# [Exercise details]
Work through the material below line by line and say how many lines include the word "العلمي". Only the number, please.
"""
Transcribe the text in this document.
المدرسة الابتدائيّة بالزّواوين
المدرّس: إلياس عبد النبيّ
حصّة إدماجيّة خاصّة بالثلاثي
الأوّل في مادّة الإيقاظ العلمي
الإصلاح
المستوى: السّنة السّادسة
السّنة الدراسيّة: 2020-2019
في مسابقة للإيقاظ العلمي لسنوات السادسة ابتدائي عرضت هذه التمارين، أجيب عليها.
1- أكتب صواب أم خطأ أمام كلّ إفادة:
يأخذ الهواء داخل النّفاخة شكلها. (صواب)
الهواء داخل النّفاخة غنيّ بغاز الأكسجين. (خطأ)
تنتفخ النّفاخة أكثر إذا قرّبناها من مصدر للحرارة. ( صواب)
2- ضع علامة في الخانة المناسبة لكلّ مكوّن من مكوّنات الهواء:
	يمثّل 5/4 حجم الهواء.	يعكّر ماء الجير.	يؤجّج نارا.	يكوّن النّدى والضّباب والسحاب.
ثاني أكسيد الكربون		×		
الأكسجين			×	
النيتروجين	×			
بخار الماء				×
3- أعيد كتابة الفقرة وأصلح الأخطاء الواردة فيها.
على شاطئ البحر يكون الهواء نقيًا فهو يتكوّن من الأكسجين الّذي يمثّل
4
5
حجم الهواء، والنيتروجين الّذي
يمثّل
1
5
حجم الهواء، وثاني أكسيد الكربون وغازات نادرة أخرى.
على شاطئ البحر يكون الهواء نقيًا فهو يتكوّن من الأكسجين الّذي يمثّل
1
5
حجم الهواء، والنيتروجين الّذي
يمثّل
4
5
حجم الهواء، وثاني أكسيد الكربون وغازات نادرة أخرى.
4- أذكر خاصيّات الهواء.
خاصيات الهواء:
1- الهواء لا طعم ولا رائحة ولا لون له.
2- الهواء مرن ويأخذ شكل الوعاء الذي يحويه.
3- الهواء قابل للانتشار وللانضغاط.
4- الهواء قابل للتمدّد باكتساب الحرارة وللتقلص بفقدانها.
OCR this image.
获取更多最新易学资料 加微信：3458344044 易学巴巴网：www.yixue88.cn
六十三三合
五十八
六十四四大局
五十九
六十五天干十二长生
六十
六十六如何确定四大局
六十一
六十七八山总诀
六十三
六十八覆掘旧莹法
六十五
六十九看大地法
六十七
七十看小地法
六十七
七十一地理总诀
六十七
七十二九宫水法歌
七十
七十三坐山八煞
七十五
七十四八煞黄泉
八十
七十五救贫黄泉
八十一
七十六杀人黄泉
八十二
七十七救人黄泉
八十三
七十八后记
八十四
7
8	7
"""
# [Response for this exercise]
2